» **Problem statement**: Copy every line of the items below, requests included, and raise each bounding-box coordinate in the answers by 132.

Layout region records:
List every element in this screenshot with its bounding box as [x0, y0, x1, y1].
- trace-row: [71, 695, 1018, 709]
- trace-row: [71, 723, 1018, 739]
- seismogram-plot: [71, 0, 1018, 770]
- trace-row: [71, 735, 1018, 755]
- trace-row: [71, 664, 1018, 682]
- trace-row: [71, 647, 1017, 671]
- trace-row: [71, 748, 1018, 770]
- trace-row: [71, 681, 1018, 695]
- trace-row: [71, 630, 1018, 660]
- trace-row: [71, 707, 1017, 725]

» **The completed task**:
List every element in this screenshot with its bounding box as [x0, y0, x1, y1].
- trace-row: [203, 827, 1150, 841]
- trace-row: [203, 855, 1150, 871]
- seismogram-plot: [203, 132, 1150, 902]
- trace-row: [203, 867, 1150, 887]
- trace-row: [203, 796, 1150, 814]
- trace-row: [203, 779, 1149, 803]
- trace-row: [203, 880, 1150, 902]
- trace-row: [203, 813, 1150, 827]
- trace-row: [203, 762, 1150, 792]
- trace-row: [203, 839, 1149, 857]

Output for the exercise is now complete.